(Brief) Pull out all lines from the listing below in which the word "mais" appears.

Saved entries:
--

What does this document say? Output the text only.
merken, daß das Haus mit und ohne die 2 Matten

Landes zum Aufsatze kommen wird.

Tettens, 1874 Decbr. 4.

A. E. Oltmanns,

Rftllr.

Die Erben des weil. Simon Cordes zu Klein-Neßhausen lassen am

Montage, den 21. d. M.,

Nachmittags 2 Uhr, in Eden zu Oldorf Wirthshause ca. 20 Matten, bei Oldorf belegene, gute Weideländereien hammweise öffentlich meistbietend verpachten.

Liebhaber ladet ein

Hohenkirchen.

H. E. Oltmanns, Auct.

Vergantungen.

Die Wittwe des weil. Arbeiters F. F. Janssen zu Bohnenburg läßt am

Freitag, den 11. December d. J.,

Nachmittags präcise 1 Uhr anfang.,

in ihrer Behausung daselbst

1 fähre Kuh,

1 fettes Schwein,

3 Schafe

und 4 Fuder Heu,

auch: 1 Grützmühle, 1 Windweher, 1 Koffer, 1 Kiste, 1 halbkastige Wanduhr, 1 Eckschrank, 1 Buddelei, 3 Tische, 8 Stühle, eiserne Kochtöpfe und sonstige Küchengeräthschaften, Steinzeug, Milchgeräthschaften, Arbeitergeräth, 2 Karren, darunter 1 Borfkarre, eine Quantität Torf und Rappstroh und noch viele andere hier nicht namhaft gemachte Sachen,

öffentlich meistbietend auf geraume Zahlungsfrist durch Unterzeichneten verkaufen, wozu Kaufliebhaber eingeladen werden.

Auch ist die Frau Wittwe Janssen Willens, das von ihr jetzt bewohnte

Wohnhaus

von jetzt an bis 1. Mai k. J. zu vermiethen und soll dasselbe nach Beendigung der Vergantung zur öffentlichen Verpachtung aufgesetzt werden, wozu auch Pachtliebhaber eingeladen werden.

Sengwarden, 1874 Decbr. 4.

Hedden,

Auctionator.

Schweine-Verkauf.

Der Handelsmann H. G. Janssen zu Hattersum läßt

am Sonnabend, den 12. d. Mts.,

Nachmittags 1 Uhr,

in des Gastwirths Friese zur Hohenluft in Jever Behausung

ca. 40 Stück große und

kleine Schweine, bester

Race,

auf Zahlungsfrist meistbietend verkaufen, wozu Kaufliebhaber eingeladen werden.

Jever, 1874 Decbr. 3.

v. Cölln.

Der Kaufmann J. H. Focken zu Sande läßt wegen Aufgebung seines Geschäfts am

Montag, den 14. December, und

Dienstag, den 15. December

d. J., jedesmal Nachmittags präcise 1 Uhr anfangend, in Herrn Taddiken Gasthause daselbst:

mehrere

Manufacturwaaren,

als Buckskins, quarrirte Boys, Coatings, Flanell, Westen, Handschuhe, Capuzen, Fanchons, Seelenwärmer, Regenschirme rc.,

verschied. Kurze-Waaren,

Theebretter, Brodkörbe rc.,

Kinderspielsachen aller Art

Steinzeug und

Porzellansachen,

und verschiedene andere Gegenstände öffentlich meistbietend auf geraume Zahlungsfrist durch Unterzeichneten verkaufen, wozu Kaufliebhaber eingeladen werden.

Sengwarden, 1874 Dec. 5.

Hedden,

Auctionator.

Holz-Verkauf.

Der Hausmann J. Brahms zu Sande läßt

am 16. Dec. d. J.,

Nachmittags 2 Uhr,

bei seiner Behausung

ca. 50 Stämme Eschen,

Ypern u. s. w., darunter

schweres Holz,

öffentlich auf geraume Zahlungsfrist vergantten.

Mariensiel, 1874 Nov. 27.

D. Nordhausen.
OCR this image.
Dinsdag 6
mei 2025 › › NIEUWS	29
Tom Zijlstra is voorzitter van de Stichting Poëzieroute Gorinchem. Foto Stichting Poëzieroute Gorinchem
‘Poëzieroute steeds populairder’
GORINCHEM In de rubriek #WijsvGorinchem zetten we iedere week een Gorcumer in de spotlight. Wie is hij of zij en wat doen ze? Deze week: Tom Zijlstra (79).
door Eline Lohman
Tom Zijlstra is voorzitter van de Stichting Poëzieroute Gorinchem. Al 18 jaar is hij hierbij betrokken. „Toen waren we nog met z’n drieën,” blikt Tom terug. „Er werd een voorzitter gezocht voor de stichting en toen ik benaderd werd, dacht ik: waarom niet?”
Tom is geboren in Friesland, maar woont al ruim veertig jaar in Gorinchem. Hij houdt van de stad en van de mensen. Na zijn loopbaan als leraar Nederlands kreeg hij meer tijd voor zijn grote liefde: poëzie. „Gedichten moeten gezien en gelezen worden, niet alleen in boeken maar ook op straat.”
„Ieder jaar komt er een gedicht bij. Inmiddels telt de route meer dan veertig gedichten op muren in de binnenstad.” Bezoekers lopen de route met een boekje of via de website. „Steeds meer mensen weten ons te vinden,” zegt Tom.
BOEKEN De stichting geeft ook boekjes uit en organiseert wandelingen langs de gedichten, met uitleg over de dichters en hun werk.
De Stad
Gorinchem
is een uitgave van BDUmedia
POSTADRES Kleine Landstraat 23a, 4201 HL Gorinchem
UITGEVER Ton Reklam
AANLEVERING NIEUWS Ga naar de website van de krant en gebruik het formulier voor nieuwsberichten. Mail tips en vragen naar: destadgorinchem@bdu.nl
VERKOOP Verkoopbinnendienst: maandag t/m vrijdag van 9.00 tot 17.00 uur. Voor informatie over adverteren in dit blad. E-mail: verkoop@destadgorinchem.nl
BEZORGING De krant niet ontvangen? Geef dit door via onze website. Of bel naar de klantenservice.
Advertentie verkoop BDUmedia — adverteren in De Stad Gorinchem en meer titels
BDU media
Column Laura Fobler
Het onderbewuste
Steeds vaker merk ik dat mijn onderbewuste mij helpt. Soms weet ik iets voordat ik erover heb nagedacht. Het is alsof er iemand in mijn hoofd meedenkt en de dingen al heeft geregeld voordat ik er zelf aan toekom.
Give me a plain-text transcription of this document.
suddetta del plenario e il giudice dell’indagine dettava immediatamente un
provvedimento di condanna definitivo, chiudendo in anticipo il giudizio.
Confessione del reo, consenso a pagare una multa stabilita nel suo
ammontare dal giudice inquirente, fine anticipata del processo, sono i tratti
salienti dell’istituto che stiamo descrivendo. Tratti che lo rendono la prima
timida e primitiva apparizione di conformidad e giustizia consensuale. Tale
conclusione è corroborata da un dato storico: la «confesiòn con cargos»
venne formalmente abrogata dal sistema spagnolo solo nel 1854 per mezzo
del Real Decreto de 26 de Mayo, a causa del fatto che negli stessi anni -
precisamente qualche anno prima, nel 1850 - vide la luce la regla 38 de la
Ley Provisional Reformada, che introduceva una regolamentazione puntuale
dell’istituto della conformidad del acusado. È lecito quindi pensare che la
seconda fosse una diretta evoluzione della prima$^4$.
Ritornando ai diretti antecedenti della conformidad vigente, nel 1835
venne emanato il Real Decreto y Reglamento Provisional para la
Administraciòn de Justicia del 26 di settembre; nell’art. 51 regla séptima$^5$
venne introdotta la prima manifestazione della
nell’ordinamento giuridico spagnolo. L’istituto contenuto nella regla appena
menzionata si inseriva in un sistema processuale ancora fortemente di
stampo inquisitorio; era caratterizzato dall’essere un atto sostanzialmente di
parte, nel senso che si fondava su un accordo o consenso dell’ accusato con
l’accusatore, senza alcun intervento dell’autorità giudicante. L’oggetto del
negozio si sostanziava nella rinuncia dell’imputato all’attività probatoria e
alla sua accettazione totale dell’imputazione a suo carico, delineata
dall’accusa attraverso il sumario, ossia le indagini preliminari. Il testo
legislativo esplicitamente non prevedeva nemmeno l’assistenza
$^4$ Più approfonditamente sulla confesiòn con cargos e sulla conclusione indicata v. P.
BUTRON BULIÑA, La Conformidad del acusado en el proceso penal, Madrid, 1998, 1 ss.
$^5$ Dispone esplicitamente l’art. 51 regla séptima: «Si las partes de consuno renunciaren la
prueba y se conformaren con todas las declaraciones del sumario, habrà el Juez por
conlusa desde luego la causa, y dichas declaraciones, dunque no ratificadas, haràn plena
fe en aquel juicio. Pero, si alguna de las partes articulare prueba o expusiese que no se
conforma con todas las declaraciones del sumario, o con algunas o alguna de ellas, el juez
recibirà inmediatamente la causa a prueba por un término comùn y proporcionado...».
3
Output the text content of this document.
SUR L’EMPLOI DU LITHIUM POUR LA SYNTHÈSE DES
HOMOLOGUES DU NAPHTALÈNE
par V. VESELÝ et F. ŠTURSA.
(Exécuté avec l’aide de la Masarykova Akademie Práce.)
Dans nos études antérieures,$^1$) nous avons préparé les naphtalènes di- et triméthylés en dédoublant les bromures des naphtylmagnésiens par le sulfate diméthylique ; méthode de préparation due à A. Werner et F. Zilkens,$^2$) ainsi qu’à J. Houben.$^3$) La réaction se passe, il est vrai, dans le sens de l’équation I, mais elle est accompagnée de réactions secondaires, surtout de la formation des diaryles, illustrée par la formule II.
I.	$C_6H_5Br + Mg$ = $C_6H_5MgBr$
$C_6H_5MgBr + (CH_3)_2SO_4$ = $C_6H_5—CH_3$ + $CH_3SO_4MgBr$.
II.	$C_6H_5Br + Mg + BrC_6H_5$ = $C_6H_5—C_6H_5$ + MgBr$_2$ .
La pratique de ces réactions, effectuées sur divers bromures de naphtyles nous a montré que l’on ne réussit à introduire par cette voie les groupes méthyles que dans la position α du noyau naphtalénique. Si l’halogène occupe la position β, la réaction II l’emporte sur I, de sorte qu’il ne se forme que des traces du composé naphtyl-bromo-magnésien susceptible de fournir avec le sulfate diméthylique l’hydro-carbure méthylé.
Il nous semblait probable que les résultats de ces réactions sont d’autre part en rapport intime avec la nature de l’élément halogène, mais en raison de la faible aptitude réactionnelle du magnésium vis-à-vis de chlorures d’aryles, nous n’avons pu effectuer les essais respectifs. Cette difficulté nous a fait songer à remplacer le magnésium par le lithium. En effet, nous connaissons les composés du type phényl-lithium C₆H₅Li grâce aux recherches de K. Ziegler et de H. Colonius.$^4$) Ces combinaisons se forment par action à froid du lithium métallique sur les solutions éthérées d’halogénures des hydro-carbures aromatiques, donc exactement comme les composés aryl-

--

(Completed task)
Dans nos études antérieures,$^1$) nous avons préparé les naphtalènes di- et triméthylés en dédoublant les bromures des naphtylmagnésiens par le sulfate diméthylique ; méthode de préparation due à A. Werner et F. Zilkens,$^2$) ainsi qu’à J. Houben.$^3$) La réaction se passe, il est vrai, dans le sens de l’équation I, mais elle est accompagnée de réactions secondaires, surtout de la formation des diaryles, illustrée par la formule II.
Il nous semblait probable que les résultats de ces réactions sont d’autre part en rapport intime avec la nature de l’élément halogène, mais en raison de la faible aptitude réactionnelle du magnésium vis-à-vis de chlorures d’aryles, nous n’avons pu effectuer les essais respectifs. Cette difficulté nous a fait songer à remplacer le magnésium par le lithium. En effet, nous connaissons les composés du type phényl-lithium C₆H₅Li grâce aux recherches de K. Ziegler et de H. Colonius.$^4$) Ces combinaisons se forment par action à froid du lithium métallique sur les solutions éthérées d’halogénures des hydro-carbures aromatiques, donc exactement comme les composés aryl-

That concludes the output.